## Given request
Give every line below again, exactly.

## Raw records
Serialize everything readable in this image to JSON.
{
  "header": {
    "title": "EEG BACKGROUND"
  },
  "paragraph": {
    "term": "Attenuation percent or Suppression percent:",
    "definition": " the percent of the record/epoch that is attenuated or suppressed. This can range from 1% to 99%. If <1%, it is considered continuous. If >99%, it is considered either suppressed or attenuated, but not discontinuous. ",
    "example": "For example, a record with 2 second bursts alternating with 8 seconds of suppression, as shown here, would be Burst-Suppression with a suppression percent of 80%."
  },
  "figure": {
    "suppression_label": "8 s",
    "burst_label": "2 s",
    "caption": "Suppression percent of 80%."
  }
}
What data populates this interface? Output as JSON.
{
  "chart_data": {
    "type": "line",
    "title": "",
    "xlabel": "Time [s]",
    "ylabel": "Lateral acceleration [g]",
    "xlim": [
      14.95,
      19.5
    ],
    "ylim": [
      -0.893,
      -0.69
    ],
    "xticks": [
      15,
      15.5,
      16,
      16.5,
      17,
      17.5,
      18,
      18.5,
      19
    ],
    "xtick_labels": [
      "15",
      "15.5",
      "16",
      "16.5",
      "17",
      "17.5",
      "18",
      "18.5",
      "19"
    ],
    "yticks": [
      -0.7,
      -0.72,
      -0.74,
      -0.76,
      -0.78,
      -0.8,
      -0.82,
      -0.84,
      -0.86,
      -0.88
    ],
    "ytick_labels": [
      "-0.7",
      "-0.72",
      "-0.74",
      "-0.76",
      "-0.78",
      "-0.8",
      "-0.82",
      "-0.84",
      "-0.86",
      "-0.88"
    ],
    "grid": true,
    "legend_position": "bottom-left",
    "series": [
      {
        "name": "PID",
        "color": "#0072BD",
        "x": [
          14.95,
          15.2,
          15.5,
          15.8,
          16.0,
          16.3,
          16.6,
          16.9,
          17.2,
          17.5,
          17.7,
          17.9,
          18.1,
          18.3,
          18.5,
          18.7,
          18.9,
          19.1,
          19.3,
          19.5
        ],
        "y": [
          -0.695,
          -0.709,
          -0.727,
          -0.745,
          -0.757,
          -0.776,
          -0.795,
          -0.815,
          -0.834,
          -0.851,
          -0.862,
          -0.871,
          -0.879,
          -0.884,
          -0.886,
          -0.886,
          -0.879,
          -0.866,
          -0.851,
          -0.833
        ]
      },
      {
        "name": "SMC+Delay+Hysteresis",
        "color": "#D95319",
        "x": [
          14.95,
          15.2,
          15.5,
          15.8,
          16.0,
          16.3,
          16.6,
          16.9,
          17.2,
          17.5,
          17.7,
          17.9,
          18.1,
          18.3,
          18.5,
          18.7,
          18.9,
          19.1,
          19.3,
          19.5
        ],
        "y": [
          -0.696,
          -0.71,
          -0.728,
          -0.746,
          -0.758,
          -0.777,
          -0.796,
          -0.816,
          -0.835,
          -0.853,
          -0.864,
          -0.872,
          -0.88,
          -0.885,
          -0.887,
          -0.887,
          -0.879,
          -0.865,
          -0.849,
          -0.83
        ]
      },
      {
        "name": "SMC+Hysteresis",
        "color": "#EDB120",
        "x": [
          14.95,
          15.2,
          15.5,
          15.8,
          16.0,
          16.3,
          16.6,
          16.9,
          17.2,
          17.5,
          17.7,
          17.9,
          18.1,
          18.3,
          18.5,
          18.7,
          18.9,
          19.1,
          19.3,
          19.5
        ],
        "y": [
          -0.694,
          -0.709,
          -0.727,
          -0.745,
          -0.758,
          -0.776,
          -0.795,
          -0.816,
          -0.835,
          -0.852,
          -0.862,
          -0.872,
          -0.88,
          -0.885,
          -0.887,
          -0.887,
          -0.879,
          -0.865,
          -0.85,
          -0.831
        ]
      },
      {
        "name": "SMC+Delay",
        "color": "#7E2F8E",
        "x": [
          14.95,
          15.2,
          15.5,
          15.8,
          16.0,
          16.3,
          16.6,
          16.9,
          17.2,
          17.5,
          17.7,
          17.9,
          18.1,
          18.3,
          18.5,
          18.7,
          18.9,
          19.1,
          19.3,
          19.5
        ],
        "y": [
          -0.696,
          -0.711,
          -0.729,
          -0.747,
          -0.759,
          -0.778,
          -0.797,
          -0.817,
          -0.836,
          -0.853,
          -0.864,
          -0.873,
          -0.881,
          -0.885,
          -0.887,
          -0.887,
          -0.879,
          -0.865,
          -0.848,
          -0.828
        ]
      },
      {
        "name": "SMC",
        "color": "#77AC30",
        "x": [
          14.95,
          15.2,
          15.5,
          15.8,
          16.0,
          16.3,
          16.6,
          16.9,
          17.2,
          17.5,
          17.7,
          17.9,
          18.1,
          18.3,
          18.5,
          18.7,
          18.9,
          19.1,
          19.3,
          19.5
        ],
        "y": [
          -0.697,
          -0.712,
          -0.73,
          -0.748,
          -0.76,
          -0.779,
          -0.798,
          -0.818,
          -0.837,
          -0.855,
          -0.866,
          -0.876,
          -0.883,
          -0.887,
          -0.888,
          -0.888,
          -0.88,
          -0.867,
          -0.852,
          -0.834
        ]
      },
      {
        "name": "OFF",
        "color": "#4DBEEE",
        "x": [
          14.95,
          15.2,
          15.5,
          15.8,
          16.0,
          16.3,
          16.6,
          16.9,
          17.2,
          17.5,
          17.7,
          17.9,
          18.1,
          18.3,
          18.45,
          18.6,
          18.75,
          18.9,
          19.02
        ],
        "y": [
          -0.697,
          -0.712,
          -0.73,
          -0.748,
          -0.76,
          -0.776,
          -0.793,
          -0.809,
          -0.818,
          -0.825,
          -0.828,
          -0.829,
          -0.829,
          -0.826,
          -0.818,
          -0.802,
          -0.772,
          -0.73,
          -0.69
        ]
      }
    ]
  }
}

## Written answer
Serialize everything readable in this image to JSON.
{
  "header": {
    "title": "EEG BACKGROUND"
  },
  "paragraph": {
    "term": "Attenuation percent or Suppression percent:",
    "definition": " the percent of the record/epoch that is attenuated or suppressed. This can range from 1% to 99%. If <1%, it is considered continuous. If >99%, it is considered either suppressed or attenuated, but not discontinuous. ",
    "example": "For example, a record with 2 second bursts alternating with 8 seconds of suppression, as shown here, would be Burst-Suppression with a suppression percent of 80%."
  },
  "figure": {
    "suppression_label": "8 s",
    "burst_label": "2 s",
    "caption": "Suppression percent of 80%."
  }
}
What data populates this interface? Output as JSON.
{
  "chart_data": {
    "type": "line",
    "title": "",
    "xlabel": "Time [s]",
    "ylabel": "Lateral acceleration [g]",
    "xlim": [
      14.95,
      19.5
    ],
    "ylim": [
      -0.893,
      -0.69
    ],
    "xticks": [
      15,
      15.5,
      16,
      16.5,
      17,
      17.5,
      18,
      18.5,
      19
    ],
    "xtick_labels": [
      "15",
      "15.5",
      "16",
      "16.5",
      "17",
      "17.5",
      "18",
      "18.5",
      "19"
    ],
    "yticks": [
      -0.7,
      -0.72,
      -0.74,
      -0.76,
      -0.78,
      -0.8,
      -0.82,
      -0.84,
      -0.86,
      -0.88
    ],
    "ytick_labels": [
      "-0.7",
      "-0.72",
      "-0.74",
      "-0.76",
      "-0.78",
      "-0.8",
      "-0.82",
      "-0.84",
      "-0.86",
      "-0.88"
    ],
    "grid": true,
    "legend_position": "bottom-left",
    "series": [
      {
        "name": "PID",
        "color": "#0072BD",
        "x": [
          14.95,
          15.2,
          15.5,
          15.8,
          16.0,
          16.3,
          16.6,
          16.9,
          17.2,
          17.5,
          17.7,
          17.9,
          18.1,
          18.3,
          18.5,
          18.7,
          18.9,
          19.1,
          19.3,
          19.5
        ],
        "y": [
          -0.695,
          -0.709,
          -0.727,
          -0.745,
          -0.757,
          -0.776,
          -0.795,
          -0.815,
          -0.834,
          -0.851,
          -0.862,
          -0.871,
          -0.879,
          -0.884,
          -0.886,
          -0.886,
          -0.879,
          -0.866,
          -0.851,
          -0.833
        ]
      },
      {
        "name": "SMC+Delay+Hysteresis",
        "color": "#D95319",
        "x": [
          14.95,
          15.2,
          15.5,
          15.8,
          16.0,
          16.3,
          16.6,
          16.9,
          17.2,
          17.5,
          17.7,
          17.9,
          18.1,
          18.3,
          18.5,
          18.7,
          18.9,
          19.1,
          19.3,
          19.5
        ],
        "y": [
          -0.696,
          -0.71,
          -0.728,
          -0.746,
          -0.758,
          -0.777,
          -0.796,
          -0.816,
          -0.835,
          -0.853,
          -0.864,
          -0.872,
          -0.88,
          -0.885,
          -0.887,
          -0.887,
          -0.879,
          -0.865,
          -0.849,
          -0.83
        ]
      },
      {
        "name": "SMC+Hysteresis",
        "color": "#EDB120",
        "x": [
          14.95,
          15.2,
          15.5,
          15.8,
          16.0,
          16.3,
          16.6,
          16.9,
          17.2,
          17.5,
          17.7,
          17.9,
          18.1,
          18.3,
          18.5,
          18.7,
          18.9,
          19.1,
          19.3,
          19.5
        ],
        "y": [
          -0.694,
          -0.709,
          -0.727,
          -0.745,
          -0.758,
          -0.776,
          -0.795,
          -0.816,
          -0.835,
          -0.852,
          -0.862,
          -0.872,
          -0.88,
          -0.885,
          -0.887,
          -0.887,
          -0.879,
          -0.865,
          -0.85,
          -0.831
        ]
      },
      {
        "name": "SMC+Delay",
        "color": "#7E2F8E",
        "x": [
          14.95,
          15.2,
          15.5,
          15.8,
          16.0,
          16.3,
          16.6,
          16.9,
          17.2,
          17.5,
          17.7,
          17.9,
          18.1,
          18.3,
          18.5,
          18.7,
          18.9,
          19.1,
          19.3,
          19.5
        ],
        "y": [
          -0.696,
          -0.711,
          -0.729,
          -0.747,
          -0.759,
          -0.778,
          -0.797,
          -0.817,
          -0.836,
          -0.853,
          -0.864,
          -0.873,
          -0.881,
          -0.885,
          -0.887,
          -0.887,
          -0.879,
          -0.865,
          -0.848,
          -0.828
        ]
      },
      {
        "name": "SMC",
        "color": "#77AC30",
        "x": [
          14.95,
          15.2,
          15.5,
          15.8,
          16.0,
          16.3,
          16.6,
          16.9,
          17.2,
          17.5,
          17.7,
          17.9,
          18.1,
          18.3,
          18.5,
          18.7,
          18.9,
          19.1,
          19.3,
          19.5
        ],
        "y": [
          -0.697,
          -0.712,
          -0.73,
          -0.748,
          -0.76,
          -0.779,
          -0.798,
          -0.818,
          -0.837,
          -0.855,
          -0.866,
          -0.876,
          -0.883,
          -0.887,
          -0.888,
          -0.888,
          -0.88,
          -0.867,
          -0.852,
          -0.834
        ]
      },
      {
        "name": "OFF",
        "color": "#4DBEEE",
        "x": [
          14.95,
          15.2,
          15.5,
          15.8,
          16.0,
          16.3,
          16.6,
          16.9,
          17.2,
          17.5,
          17.7,
          17.9,
          18.1,
          18.3,
          18.45,
          18.6,
          18.75,
          18.9,
          19.02
        ],
        "y": [
          -0.697,
          -0.712,
          -0.73,
          -0.748,
          -0.76,
          -0.776,
          -0.793,
          -0.809,
          -0.818,
          -0.825,
          -0.828,
          -0.829,
          -0.829,
          -0.826,
          -0.818,
          -0.802,
          -0.772,
          -0.73,
          -0.69
        ]
      }
    ]
  }
}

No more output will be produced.